— START Entries —

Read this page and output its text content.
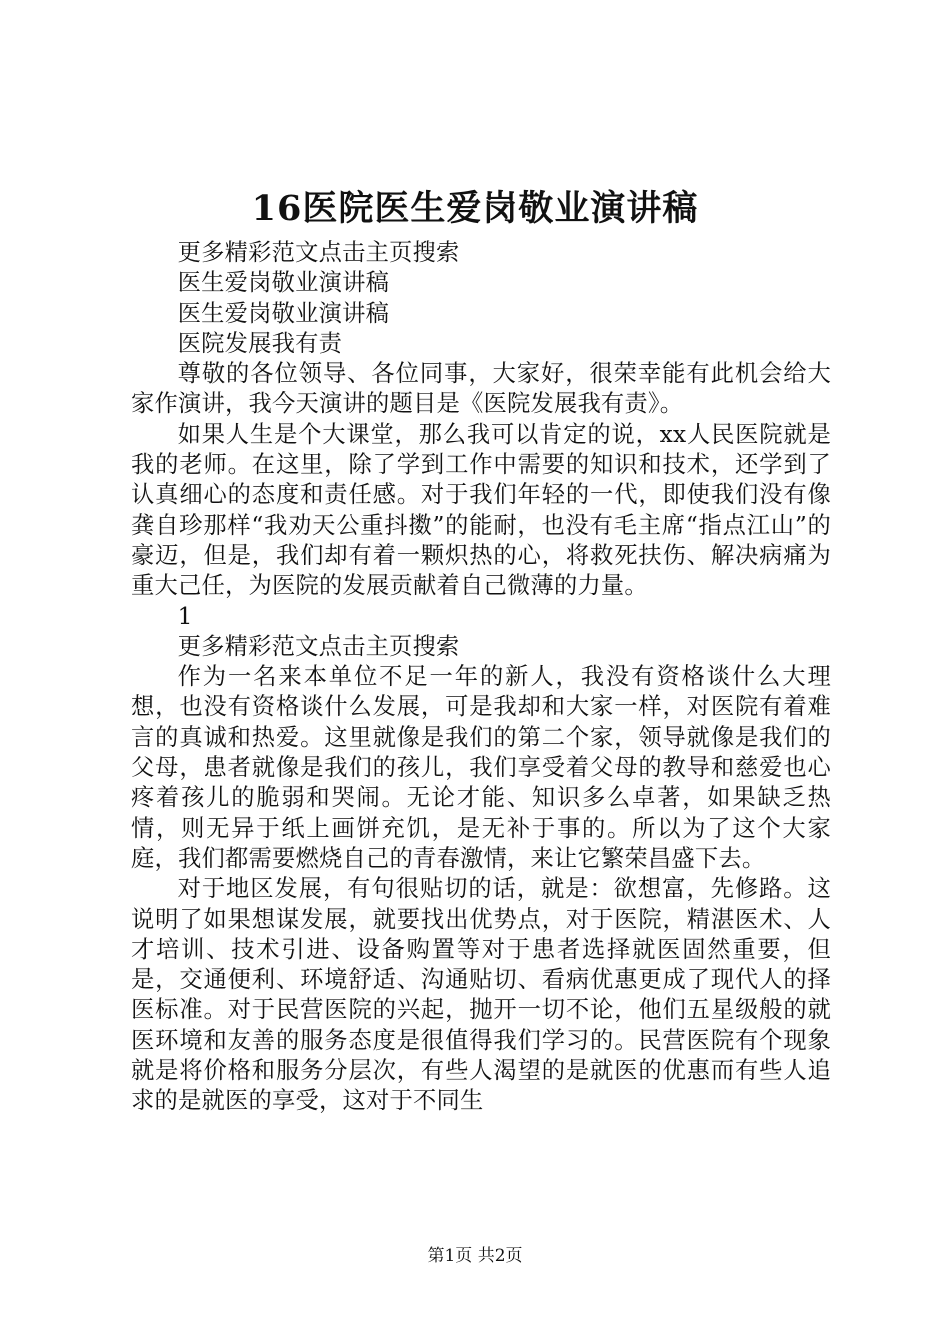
16医院医生爱岗敬业演讲稿

更多精彩范文点击主页搜索

医生爱岗敬业演讲稿

医生爱岗敬业演讲稿

医院发展我有责

尊敬的各位领导、各位同事，大家好，很荣幸能有此机会给大家作演讲，我今天演讲的题目是《医院发展我有责》。

如果人生是个大课堂，那么我可以肯定的说，xx人民医院就是我的老师。在这里，除了学到工作中需要的知识和技术，还学到了认真细心的态度和责任感。对于我们年轻的一代，即使我们没有像龚自珍那样“我劝天公重抖擞”的能耐，也没有毛主席“指点江山”的豪迈，但是，我们却有着一颗炽热的心，将救死扶伤、解决病痛为重大己任，为医院的发展贡献着自己微薄的力量。

1

更多精彩范文点击主页搜索

作为一名来本单位不足一年的新人，我没有资格谈什么大理想，也没有资格谈什么发展，可是我却和大家一样，对医院有着难言的真诚和热爱。这里就像是我们的第二个家，领导就像是我们的父母，患者就像是我们的孩儿，我们享受着父母的教导和慈爱也心疼着孩儿的脆弱和哭闹。无论才能、知识多么卓著，如果缺乏热情，则无异于纸上画饼充饥，是无补于事的。所以为了这个大家庭，我们都需要燃烧自己的青春激情，来让它繁荣昌盛下去。

对于地区发展，有句很贴切的话，就是：欲想富，先修路。这说明了如果想谋发展，就要找出优势点，对于医院，精湛医术、人才培训、技术引进、设备购置等对于患者选择就医固然重要，但是，交通便利、环境舒适、沟通贴切、看病优惠更成了现代人的择医标准。对于民营医院的兴起，抛开一切不论，他们五星级般的就医环境和友善的服务态度是很值得我们学习的。民营医院有个现象就是将价格和服务分层次，有些人渴望的是就医的优惠而有些人追求的是就医的享受，这对于不同生

第1页 共2页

— END Entries —

What needs to be done: From the records above, pull out every line containing the word "医院发展我有责".

Solution to this task:
医院发展我有责
尊敬的各位领导、各位同事，大家好，很荣幸能有此机会给大家作演讲，我今天演讲的题目是《医院发展我有责》。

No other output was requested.